EXERCISE DESCRIPTION — Read through the records below and copy each line that uses the word "icon".

DATA —
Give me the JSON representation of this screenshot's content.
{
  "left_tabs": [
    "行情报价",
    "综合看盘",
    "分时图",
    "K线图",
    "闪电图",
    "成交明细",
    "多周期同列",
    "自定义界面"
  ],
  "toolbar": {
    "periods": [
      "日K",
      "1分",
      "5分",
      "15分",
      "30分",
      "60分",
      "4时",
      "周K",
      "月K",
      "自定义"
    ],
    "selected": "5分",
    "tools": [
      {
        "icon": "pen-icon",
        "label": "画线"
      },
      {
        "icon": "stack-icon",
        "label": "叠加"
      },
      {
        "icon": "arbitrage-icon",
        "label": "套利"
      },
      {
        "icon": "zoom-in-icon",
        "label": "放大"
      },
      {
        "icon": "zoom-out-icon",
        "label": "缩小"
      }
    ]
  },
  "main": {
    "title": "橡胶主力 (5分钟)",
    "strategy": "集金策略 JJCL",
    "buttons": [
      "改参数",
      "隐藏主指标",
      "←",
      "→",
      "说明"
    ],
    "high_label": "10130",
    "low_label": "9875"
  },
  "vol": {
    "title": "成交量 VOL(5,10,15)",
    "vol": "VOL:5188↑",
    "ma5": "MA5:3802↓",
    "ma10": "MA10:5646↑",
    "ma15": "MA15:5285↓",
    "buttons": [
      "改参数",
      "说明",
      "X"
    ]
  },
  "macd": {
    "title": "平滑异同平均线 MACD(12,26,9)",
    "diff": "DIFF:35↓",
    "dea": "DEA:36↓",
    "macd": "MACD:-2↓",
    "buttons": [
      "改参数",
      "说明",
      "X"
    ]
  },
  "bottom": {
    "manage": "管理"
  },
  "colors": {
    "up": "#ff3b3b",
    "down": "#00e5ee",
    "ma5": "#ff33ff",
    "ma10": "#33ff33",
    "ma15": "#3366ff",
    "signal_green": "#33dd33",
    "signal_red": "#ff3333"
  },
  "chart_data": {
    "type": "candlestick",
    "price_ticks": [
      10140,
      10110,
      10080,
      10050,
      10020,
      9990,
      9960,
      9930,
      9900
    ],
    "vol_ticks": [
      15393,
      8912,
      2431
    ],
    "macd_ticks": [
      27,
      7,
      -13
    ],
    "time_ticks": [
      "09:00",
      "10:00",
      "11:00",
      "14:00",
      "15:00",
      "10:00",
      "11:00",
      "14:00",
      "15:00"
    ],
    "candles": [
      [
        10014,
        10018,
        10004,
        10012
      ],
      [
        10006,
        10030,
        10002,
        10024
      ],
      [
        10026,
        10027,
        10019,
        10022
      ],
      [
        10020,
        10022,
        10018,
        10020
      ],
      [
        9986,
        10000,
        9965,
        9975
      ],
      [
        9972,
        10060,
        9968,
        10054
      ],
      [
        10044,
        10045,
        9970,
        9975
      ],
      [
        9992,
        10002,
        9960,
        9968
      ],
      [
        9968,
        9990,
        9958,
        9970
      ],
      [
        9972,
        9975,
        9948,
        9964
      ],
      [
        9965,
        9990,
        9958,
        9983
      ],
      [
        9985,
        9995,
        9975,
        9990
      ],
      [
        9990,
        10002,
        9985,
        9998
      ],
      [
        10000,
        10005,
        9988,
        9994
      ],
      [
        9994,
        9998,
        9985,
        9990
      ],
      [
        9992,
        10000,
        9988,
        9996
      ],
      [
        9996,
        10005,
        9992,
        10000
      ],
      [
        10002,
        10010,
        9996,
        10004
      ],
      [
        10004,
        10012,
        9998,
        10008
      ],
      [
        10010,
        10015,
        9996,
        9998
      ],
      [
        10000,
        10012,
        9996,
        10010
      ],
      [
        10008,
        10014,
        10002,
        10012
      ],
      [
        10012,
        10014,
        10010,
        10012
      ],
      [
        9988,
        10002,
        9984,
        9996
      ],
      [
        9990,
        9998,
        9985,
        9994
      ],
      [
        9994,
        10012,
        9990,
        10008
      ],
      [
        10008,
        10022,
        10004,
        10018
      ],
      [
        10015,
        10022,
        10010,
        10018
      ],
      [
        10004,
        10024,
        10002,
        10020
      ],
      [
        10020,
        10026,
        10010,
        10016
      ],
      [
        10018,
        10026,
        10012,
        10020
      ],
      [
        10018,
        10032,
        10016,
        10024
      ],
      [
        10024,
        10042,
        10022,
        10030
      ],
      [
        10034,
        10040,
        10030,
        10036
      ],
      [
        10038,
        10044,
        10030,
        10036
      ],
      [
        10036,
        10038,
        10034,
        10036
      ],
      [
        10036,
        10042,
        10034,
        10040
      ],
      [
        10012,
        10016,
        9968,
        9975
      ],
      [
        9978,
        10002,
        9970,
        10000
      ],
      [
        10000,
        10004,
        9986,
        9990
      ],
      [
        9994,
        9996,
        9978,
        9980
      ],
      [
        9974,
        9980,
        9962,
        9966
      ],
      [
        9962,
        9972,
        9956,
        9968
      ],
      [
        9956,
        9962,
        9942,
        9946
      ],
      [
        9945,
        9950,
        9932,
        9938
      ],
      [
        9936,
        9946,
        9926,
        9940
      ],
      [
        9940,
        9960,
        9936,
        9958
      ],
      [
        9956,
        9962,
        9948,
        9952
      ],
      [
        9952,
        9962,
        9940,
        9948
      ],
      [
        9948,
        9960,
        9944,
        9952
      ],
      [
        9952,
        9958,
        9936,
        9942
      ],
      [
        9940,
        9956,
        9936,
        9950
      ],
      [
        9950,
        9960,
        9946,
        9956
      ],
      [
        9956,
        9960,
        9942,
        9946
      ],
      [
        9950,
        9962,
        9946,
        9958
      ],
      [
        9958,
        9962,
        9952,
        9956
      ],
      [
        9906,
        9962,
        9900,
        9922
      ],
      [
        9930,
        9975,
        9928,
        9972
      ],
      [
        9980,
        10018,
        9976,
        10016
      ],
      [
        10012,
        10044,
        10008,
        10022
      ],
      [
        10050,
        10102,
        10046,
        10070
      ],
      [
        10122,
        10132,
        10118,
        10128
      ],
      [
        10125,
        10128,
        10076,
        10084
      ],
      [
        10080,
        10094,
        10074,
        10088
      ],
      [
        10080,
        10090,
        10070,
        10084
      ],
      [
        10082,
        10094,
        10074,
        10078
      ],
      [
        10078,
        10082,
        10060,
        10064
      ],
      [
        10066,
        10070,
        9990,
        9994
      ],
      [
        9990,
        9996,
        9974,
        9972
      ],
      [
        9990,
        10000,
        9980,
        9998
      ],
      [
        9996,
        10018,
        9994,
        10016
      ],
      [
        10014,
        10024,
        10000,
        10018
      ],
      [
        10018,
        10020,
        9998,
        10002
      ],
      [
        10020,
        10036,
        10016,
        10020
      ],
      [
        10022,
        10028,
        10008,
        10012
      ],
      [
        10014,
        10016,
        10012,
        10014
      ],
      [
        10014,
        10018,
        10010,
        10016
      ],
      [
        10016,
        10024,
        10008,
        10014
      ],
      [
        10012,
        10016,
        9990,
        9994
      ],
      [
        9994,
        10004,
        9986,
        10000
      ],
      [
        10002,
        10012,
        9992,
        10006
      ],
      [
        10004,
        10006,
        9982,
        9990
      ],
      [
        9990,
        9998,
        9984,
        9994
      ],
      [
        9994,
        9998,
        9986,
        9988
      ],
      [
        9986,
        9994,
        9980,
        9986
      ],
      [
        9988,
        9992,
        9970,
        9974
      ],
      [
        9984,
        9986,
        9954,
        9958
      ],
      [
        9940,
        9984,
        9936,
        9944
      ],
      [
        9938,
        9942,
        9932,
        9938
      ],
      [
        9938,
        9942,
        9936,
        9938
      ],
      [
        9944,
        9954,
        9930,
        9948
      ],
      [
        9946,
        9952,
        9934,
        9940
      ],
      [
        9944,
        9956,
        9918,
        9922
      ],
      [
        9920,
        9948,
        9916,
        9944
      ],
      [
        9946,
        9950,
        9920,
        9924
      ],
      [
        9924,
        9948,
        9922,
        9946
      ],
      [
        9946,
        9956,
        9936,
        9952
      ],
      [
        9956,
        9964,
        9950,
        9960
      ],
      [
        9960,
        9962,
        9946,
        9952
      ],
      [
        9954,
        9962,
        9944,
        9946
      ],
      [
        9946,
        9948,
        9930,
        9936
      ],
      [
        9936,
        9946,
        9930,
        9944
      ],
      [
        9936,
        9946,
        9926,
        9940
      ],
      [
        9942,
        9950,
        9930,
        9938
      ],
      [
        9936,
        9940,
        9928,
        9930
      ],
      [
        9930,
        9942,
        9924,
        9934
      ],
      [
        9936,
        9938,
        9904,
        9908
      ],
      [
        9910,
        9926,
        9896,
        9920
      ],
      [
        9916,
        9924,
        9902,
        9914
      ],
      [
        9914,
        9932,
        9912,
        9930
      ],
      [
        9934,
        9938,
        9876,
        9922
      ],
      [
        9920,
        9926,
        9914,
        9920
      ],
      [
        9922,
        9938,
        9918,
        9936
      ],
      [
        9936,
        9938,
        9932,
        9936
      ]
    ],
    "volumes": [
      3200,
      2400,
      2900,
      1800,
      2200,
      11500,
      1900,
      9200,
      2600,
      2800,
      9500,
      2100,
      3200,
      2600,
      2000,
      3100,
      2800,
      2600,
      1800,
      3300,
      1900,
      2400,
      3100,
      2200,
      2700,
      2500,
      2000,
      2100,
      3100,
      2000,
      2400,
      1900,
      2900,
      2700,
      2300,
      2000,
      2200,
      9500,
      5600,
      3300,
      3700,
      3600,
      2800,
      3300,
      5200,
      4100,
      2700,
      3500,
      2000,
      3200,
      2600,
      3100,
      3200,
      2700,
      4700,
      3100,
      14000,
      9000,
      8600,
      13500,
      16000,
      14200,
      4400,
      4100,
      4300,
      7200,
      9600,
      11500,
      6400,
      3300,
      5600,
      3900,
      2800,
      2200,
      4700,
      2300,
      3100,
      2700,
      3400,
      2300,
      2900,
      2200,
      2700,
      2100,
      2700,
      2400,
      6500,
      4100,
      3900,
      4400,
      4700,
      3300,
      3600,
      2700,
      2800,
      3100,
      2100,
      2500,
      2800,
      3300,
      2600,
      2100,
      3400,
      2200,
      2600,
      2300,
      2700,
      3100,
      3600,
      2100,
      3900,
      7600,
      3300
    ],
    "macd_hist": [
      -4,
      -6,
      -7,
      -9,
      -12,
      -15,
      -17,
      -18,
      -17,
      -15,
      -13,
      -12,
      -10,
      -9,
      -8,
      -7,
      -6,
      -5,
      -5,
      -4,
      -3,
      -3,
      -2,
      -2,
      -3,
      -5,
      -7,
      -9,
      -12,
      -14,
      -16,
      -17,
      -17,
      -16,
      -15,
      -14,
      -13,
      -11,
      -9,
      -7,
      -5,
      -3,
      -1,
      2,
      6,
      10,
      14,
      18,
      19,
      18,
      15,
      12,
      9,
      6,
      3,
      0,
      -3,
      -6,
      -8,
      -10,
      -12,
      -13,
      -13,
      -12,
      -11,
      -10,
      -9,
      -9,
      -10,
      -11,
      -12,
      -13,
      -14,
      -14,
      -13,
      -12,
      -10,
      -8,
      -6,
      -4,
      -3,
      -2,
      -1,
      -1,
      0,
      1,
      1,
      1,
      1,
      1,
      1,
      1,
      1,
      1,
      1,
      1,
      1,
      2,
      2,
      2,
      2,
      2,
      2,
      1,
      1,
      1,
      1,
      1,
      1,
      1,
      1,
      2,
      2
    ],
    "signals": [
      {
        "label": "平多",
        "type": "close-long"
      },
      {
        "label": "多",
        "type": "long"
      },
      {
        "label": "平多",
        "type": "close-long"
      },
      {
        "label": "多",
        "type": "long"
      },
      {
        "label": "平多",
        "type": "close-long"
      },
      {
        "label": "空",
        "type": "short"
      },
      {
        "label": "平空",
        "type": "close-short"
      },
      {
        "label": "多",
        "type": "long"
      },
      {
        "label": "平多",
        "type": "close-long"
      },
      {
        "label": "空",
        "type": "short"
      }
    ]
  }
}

PROBLEM SOLUTION —
        "icon": "pen-icon",
        "icon": "stack-icon",
        "icon": "arbitrage-icon",
        "icon": "zoom-in-icon",
        "icon": "zoom-out-icon",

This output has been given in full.